Pembangunan ekonomi yaitu usaha-usaha untuk

meningkatkan taraf hidup suatu bangsa yang seringkali diukur

dengan tinggi rendahnya pendapatan riil perkapita. Salah satu

indikator keberhasilan pelaksanaan pembangunan yang dapat

dijadikan tolakukur secara makro adalah pertumbuhan ekonomi.

Akan tetapi, meskipun telah digunakan sebagai indikator

pembangunan, pertumbuhan ekonomi masih bersifat umum dan

belum mencerminkan kemampuan masyarakat secara individual.

Pembangunan daerah diharapkan akan membawa dampak positif

pula terhadap pertumbuhan ekonomi. Pertumbuhan ekonomi

daerah dapat dicerminkan dari perubahan PDRB dalam suatu

wilayah (Yudistira dan Agnes, 2016).

DAFTAR BUTIR:
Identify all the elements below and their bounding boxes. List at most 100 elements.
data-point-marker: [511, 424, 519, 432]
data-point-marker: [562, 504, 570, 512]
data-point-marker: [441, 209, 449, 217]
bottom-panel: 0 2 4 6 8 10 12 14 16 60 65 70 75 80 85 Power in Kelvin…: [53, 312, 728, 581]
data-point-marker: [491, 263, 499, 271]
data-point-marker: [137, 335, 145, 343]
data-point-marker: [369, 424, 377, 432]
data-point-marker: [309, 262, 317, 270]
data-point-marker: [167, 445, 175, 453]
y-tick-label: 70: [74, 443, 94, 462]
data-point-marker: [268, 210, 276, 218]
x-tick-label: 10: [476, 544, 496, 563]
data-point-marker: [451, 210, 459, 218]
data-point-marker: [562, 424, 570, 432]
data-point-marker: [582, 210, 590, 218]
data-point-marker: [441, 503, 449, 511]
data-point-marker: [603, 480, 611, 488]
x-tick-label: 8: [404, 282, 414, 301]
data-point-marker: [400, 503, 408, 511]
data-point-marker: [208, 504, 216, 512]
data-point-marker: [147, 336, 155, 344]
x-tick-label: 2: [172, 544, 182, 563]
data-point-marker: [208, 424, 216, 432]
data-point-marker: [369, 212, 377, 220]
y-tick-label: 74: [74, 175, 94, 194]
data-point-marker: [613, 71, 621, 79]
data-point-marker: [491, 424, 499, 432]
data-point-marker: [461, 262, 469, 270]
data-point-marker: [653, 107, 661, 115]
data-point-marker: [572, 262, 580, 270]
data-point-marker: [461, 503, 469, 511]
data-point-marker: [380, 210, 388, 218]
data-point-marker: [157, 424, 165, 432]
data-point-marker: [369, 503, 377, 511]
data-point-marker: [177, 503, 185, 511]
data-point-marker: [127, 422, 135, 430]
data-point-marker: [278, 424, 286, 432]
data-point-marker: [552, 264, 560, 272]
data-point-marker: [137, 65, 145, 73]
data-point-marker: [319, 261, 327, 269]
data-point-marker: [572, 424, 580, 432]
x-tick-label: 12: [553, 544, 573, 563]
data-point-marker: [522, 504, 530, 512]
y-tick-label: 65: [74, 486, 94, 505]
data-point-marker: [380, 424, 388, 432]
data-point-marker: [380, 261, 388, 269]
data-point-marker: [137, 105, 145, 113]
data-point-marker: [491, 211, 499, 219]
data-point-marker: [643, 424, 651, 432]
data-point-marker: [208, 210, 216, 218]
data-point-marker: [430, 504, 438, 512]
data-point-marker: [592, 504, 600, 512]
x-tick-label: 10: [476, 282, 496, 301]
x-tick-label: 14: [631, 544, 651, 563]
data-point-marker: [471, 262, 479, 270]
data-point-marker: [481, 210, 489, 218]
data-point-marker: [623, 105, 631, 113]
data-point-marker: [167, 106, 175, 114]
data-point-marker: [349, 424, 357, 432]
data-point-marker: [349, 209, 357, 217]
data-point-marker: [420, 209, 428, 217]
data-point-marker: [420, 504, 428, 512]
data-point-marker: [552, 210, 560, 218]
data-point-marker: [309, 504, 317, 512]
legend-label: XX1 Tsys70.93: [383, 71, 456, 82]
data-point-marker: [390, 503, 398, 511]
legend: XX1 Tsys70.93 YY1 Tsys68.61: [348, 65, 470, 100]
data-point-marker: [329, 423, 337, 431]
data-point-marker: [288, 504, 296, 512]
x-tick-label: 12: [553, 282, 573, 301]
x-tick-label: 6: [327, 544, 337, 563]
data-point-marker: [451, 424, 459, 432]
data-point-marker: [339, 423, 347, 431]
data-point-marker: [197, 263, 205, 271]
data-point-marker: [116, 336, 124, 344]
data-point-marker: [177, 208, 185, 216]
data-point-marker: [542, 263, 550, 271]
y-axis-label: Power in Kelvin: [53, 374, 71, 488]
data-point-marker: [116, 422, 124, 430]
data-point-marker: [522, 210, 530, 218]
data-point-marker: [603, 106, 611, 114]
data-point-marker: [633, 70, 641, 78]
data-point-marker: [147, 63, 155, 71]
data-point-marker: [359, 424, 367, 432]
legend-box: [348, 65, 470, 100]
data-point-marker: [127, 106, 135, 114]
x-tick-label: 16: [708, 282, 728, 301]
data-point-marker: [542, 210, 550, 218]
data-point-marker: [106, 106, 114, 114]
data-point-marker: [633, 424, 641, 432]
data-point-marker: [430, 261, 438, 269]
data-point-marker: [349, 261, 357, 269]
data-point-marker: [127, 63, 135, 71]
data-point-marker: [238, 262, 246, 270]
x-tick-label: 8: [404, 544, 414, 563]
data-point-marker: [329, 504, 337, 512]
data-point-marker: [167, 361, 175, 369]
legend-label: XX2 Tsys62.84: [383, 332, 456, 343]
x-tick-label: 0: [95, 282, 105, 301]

RINCIAN TUGAS:
Tuliskan kembali tanpa perubahan bagian teks tentang pembangunan ekonomi, mulai dari "dijadikan tolakukur secara" dan berlanjut hingga "masyarakat secara individual.".

JAWABAN LENGKAP:
dijadikan tolakukur secara makro adalah pertumbuhan ekonomi.

Akan tetapi, meskipun telah digunakan sebagai indikator

pembangunan, pertumbuhan ekonomi masih bersifat umum dan

belum mencerminkan kemampuan masyarakat secara individual.